INSTRUCTIONS TO FOLLOW: Print out the entries below with no edits.

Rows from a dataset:

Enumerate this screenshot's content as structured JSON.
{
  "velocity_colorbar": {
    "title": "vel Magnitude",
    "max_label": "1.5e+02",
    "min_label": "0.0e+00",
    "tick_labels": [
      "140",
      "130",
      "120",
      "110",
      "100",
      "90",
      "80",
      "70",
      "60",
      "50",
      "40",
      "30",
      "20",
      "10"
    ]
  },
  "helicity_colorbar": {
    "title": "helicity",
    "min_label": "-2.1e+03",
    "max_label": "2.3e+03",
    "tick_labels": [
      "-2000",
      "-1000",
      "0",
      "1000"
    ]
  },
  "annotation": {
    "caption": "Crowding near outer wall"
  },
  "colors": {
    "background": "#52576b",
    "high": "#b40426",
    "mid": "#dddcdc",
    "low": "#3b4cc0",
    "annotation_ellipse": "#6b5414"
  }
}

PROBLEM SOLUTION:
Enumerate this screenshot's content as structured JSON.
{
  "velocity_colorbar": {
    "title": "vel Magnitude",
    "max_label": "1.5e+02",
    "min_label": "0.0e+00",
    "tick_labels": [
      "140",
      "130",
      "120",
      "110",
      "100",
      "90",
      "80",
      "70",
      "60",
      "50",
      "40",
      "30",
      "20",
      "10"
    ]
  },
  "helicity_colorbar": {
    "title": "helicity",
    "min_label": "-2.1e+03",
    "max_label": "2.3e+03",
    "tick_labels": [
      "-2000",
      "-1000",
      "0",
      "1000"
    ]
  },
  "annotation": {
    "caption": "Crowding near outer wall"
  },
  "colors": {
    "background": "#52576b",
    "high": "#b40426",
    "mid": "#dddcdc",
    "low": "#3b4cc0",
    "annotation_ellipse": "#6b5414"
  }
}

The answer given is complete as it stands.